Copy down all of the data underneath, exactly as shown.

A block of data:
──────

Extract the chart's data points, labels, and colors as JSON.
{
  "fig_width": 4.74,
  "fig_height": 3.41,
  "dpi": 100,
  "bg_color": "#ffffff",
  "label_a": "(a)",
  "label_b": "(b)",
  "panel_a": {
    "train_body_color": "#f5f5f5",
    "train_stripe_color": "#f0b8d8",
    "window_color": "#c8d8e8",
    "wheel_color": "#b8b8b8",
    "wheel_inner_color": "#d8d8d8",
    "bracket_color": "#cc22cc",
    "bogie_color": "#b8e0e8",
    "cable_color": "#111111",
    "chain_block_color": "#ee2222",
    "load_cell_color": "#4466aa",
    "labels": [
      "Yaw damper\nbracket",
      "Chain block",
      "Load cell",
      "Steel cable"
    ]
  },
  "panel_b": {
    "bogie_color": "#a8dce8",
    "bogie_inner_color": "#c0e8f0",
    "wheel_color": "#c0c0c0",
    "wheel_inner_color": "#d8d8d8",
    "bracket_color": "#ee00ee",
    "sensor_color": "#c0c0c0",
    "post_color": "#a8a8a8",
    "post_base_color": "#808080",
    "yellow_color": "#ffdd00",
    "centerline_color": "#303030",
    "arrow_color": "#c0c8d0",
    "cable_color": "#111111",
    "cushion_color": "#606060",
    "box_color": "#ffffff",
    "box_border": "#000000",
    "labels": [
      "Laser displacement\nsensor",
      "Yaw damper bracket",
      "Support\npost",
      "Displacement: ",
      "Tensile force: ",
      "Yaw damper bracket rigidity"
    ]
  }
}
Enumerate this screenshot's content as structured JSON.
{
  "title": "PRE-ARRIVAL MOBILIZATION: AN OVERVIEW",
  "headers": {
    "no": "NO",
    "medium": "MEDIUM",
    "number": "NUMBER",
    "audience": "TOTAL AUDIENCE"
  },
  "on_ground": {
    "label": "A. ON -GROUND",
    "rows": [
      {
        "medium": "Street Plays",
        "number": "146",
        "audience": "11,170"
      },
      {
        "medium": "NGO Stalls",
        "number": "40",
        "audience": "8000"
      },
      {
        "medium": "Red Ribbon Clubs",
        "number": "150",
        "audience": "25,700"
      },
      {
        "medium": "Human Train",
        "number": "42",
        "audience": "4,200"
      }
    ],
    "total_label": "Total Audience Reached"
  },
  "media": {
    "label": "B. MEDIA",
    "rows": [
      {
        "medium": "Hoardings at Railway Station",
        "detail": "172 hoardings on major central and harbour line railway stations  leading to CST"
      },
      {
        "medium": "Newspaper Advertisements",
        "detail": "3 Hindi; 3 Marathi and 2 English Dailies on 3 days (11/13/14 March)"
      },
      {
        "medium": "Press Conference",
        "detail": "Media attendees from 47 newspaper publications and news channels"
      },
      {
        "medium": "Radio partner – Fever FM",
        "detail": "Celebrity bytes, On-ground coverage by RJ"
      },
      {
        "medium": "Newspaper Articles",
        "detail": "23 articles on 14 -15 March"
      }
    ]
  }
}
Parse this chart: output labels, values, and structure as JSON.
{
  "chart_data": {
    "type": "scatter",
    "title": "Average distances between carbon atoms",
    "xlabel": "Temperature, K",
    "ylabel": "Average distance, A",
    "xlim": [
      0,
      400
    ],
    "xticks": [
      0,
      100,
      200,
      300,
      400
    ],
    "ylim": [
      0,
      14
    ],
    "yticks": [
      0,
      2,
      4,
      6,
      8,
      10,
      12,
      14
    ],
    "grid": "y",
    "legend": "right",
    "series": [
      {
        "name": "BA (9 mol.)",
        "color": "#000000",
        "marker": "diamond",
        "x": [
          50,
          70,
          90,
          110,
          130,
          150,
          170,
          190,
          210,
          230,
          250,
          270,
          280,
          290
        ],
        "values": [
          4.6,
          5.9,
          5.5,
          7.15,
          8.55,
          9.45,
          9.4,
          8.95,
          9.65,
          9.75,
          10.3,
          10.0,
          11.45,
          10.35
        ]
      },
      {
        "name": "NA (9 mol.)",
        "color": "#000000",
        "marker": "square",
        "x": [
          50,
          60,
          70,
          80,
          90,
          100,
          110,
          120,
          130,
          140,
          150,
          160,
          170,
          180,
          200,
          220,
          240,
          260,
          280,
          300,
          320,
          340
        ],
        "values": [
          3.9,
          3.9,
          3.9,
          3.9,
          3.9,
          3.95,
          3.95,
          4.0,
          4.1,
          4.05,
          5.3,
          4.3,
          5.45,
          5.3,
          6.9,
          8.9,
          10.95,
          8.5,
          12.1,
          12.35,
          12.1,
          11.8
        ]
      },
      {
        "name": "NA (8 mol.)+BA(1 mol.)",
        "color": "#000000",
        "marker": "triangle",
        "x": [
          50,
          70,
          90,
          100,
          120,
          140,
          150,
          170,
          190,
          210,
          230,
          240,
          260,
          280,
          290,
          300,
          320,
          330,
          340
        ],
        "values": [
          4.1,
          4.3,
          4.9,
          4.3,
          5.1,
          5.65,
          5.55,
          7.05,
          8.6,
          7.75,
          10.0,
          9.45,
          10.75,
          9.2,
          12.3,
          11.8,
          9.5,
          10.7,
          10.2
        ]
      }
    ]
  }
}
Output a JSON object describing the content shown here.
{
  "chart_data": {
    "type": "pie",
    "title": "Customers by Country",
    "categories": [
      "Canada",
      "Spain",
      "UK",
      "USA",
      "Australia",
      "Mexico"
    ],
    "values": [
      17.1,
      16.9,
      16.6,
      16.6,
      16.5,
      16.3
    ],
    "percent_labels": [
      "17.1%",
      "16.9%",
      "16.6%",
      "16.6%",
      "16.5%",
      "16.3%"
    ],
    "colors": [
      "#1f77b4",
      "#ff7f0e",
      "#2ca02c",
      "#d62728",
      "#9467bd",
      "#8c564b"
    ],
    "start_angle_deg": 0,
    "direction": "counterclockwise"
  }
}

──────

• ANSWER BELOW
Extract the chart's data points, labels, and colors as JSON.
{
  "fig_width": 4.74,
  "fig_height": 3.41,
  "dpi": 100,
  "bg_color": "#ffffff",
  "label_a": "(a)",
  "label_b": "(b)",
  "panel_a": {
    "train_body_color": "#f5f5f5",
    "train_stripe_color": "#f0b8d8",
    "window_color": "#c8d8e8",
    "wheel_color": "#b8b8b8",
    "wheel_inner_color": "#d8d8d8",
    "bracket_color": "#cc22cc",
    "bogie_color": "#b8e0e8",
    "cable_color": "#111111",
    "chain_block_color": "#ee2222",
    "load_cell_color": "#4466aa",
    "labels": [
      "Yaw damper\nbracket",
      "Chain block",
      "Load cell",
      "Steel cable"
    ]
  },
  "panel_b": {
    "bogie_color": "#a8dce8",
    "bogie_inner_color": "#c0e8f0",
    "wheel_color": "#c0c0c0",
    "wheel_inner_color": "#d8d8d8",
    "bracket_color": "#ee00ee",
    "sensor_color": "#c0c0c0",
    "post_color": "#a8a8a8",
    "post_base_color": "#808080",
    "yellow_color": "#ffdd00",
    "centerline_color": "#303030",
    "arrow_color": "#c0c8d0",
    "cable_color": "#111111",
    "cushion_color": "#606060",
    "box_color": "#ffffff",
    "box_border": "#000000",
    "labels": [
      "Laser displacement\nsensor",
      "Yaw damper bracket",
      "Support\npost",
      "Displacement: ",
      "Tensile force: ",
      "Yaw damper bracket rigidity"
    ]
  }
}
Enumerate this screenshot's content as structured JSON.
{
  "title": "PRE-ARRIVAL MOBILIZATION: AN OVERVIEW",
  "headers": {
    "no": "NO",
    "medium": "MEDIUM",
    "number": "NUMBER",
    "audience": "TOTAL AUDIENCE"
  },
  "on_ground": {
    "label": "A. ON -GROUND",
    "rows": [
      {
        "medium": "Street Plays",
        "number": "146",
        "audience": "11,170"
      },
      {
        "medium": "NGO Stalls",
        "number": "40",
        "audience": "8000"
      },
      {
        "medium": "Red Ribbon Clubs",
        "number": "150",
        "audience": "25,700"
      },
      {
        "medium": "Human Train",
        "number": "42",
        "audience": "4,200"
      }
    ],
    "total_label": "Total Audience Reached"
  },
  "media": {
    "label": "B. MEDIA",
    "rows": [
      {
        "medium": "Hoardings at Railway Station",
        "detail": "172 hoardings on major central and harbour line railway stations  leading to CST"
      },
      {
        "medium": "Newspaper Advertisements",
        "detail": "3 Hindi; 3 Marathi and 2 English Dailies on 3 days (11/13/14 March)"
      },
      {
        "medium": "Press Conference",
        "detail": "Media attendees from 47 newspaper publications and news channels"
      },
      {
        "medium": "Radio partner – Fever FM",
        "detail": "Celebrity bytes, On-ground coverage by RJ"
      },
      {
        "medium": "Newspaper Articles",
        "detail": "23 articles on 14 -15 March"
      }
    ]
  }
}
Parse this chart: output labels, values, and structure as JSON.
{
  "chart_data": {
    "type": "scatter",
    "title": "Average distances between carbon atoms",
    "xlabel": "Temperature, K",
    "ylabel": "Average distance, A",
    "xlim": [
      0,
      400
    ],
    "xticks": [
      0,
      100,
      200,
      300,
      400
    ],
    "ylim": [
      0,
      14
    ],
    "yticks": [
      0,
      2,
      4,
      6,
      8,
      10,
      12,
      14
    ],
    "grid": "y",
    "legend": "right",
    "series": [
      {
        "name": "BA (9 mol.)",
        "color": "#000000",
        "marker": "diamond",
        "x": [
          50,
          70,
          90,
          110,
          130,
          150,
          170,
          190,
          210,
          230,
          250,
          270,
          280,
          290
        ],
        "values": [
          4.6,
          5.9,
          5.5,
          7.15,
          8.55,
          9.45,
          9.4,
          8.95,
          9.65,
          9.75,
          10.3,
          10.0,
          11.45,
          10.35
        ]
      },
      {
        "name": "NA (9 mol.)",
        "color": "#000000",
        "marker": "square",
        "x": [
          50,
          60,
          70,
          80,
          90,
          100,
          110,
          120,
          130,
          140,
          150,
          160,
          170,
          180,
          200,
          220,
          240,
          260,
          280,
          300,
          320,
          340
        ],
        "values": [
          3.9,
          3.9,
          3.9,
          3.9,
          3.9,
          3.95,
          3.95,
          4.0,
          4.1,
          4.05,
          5.3,
          4.3,
          5.45,
          5.3,
          6.9,
          8.9,
          10.95,
          8.5,
          12.1,
          12.35,
          12.1,
          11.8
        ]
      },
      {
        "name": "NA (8 mol.)+BA(1 mol.)",
        "color": "#000000",
        "marker": "triangle",
        "x": [
          50,
          70,
          90,
          100,
          120,
          140,
          150,
          170,
          190,
          210,
          230,
          240,
          260,
          280,
          290,
          300,
          320,
          330,
          340
        ],
        "values": [
          4.1,
          4.3,
          4.9,
          4.3,
          5.1,
          5.65,
          5.55,
          7.05,
          8.6,
          7.75,
          10.0,
          9.45,
          10.75,
          9.2,
          12.3,
          11.8,
          9.5,
          10.7,
          10.2
        ]
      }
    ]
  }
}
Output a JSON object describing the content shown here.
{
  "chart_data": {
    "type": "pie",
    "title": "Customers by Country",
    "categories": [
      "Canada",
      "Spain",
      "UK",
      "USA",
      "Australia",
      "Mexico"
    ],
    "values": [
      17.1,
      16.9,
      16.6,
      16.6,
      16.5,
      16.3
    ],
    "percent_labels": [
      "17.1%",
      "16.9%",
      "16.6%",
      "16.6%",
      "16.5%",
      "16.3%"
    ],
    "colors": [
      "#1f77b4",
      "#ff7f0e",
      "#2ca02c",
      "#d62728",
      "#9467bd",
      "#8c564b"
    ],
    "start_angle_deg": 0,
    "direction": "counterclockwise"
  }
}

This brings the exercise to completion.